### TEXT SECTION
4. What drives loyalty?
Opportunities to create a promoter or a detractor accumulate
transaction by transaction-at teller windows, on the website,
through call centers or via ATMs-over hundreds of interactions
customers have with their banks. For most of these, customers have
every reason to expect efficiency and accuracy. They can easily
become detractors when their bank falls short, but they see no
reason to reward their bank for delivering as promised. Relatively
few interactions-quickly replacing a lost or stolen credit card,
for example, or helping a bereaved family member transfer assets of
a recently deceased loved one-have the potential to create
promoters.
In an attempt to get statistically valid feedback on customer
interactions, many banks subject their customers to a battery of
detailed questions about the service they received. The mountain of
data they get back takes a long time to evaluate, can be hard to
decipher, yet ends up revealing little about what really matters to
customers. Gleaning the most important and actionable insights from
customers requires a disciplined, and far simpler, approach. By
soliciting customer input regularly through short surveys
immediately following interactions, and then quickly sorting,
analyzing and circulating results throughout the organization, a
bank can use the feedback to identify-and act to improve-the
experiences that have the greatest potential to delight or
annoy.
It is often the language customers use to describe how they feel
about the service they received that crystallizes the most
important issues. In the Bain survey, respondents were asked to
describe in their own unprompted words the top-of-mind reason they
gave their bank the Net Promoter Score they did. This lets
customers-not the survey designers-determine what matters most. The
importance respondents (whether promoters, passives or detractors)
ascribed to any reason was a function of how frequently it was
mentioned. One simple way to visualize this feedback is depicted on
the inside covers of the report, where the size of the word is
proportionate to how often it was mentioned-promoters' top issues
inside the front cover and detractors' inside the back.
Digging deeper, we sorted the thousands of comments we received
into 10 categories that were broad, yet distinct. Thus, customers
who spoke of their bank's "trustworthiness" had their comments
clustered with those of others who mentioned its "size,"
"reliability" or "stability" in the umbrella category of "brand
reputation." We gathered mentions touching on the banks'
"friendliness," "problem resolution" skills, and "knowledgeable
staff" and several other like attributes into a broader "service"

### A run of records

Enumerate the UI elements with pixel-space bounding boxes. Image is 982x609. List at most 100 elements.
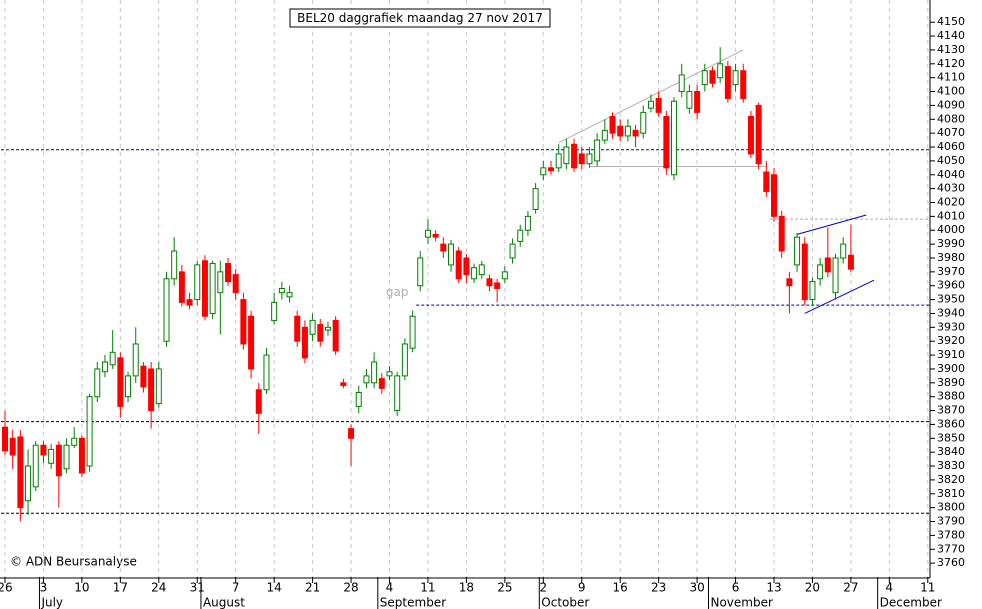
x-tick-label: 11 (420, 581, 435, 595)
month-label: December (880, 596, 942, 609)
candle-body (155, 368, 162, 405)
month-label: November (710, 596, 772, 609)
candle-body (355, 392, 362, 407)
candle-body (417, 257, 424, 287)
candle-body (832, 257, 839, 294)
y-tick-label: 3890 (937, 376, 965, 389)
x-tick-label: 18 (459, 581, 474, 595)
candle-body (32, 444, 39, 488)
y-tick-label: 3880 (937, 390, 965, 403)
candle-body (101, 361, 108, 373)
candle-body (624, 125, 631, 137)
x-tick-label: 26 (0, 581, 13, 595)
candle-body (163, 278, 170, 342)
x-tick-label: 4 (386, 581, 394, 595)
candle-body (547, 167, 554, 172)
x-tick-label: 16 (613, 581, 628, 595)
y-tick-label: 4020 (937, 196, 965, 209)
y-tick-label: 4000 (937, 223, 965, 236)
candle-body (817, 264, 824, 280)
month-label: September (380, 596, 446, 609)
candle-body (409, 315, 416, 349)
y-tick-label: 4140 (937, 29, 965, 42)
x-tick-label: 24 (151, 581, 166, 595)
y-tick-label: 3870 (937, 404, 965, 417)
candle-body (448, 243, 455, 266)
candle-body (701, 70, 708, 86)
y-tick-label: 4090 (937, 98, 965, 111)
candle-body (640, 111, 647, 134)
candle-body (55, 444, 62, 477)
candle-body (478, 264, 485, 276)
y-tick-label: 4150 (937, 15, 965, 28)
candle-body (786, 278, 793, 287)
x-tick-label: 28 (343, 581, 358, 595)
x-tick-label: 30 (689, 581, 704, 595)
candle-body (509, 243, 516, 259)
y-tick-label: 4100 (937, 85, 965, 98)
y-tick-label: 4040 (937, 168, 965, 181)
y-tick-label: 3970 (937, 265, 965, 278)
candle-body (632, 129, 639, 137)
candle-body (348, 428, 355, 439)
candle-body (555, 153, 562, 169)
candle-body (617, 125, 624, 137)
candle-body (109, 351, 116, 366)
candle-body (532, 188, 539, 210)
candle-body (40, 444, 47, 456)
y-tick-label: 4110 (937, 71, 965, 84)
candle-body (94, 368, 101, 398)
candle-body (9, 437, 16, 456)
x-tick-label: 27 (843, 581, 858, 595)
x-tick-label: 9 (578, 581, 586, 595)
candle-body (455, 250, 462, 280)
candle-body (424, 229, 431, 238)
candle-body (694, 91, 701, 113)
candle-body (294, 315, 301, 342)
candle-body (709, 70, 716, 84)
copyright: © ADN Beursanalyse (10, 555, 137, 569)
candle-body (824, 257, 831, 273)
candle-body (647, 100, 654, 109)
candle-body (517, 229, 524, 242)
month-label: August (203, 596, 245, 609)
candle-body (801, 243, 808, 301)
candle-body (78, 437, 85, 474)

### CHALLENGE A
Reproduce the passage on customer loyalty in banking, starting with "It is often" and going on through "inside the back.".
### CHALLENGE B
In the records, take the lines starting with the line with "x-tick-label: 11 (420, 581, 435, 595)" and going on through the line with "y-tick-label: 3890 (937, 376, 965, 389)", and replace "candle-body" with "candlestick-body" throughout them. Write out only those lines, otherwise unchanged.

### CORRECT OUTPUT A
It is often the language customers use to describe how they feel
about the service they received that crystallizes the most
important issues. In the Bain survey, respondents were asked to
describe in their own unprompted words the top-of-mind reason they
gave their bank the Net Promoter Score they did. This lets
customers-not the survey designers-determine what matters most. The
importance respondents (whether promoters, passives or detractors)
ascribed to any reason was a function of how frequently it was
mentioned. One simple way to visualize this feedback is depicted on
the inside covers of the report, where the size of the word is
proportionate to how often it was mentioned-promoters' top issues
inside the front cover and detractors' inside the back.

### CORRECT OUTPUT B
x-tick-label: 11 (420, 581, 435, 595)
month-label: December (880, 596, 942, 609)
candlestick-body (155, 368, 162, 405)
month-label: November (710, 596, 772, 609)
candlestick-body (355, 392, 362, 407)
candlestick-body (417, 257, 424, 287)
candlestick-body (832, 257, 839, 294)
y-tick-label: 3890 (937, 376, 965, 389)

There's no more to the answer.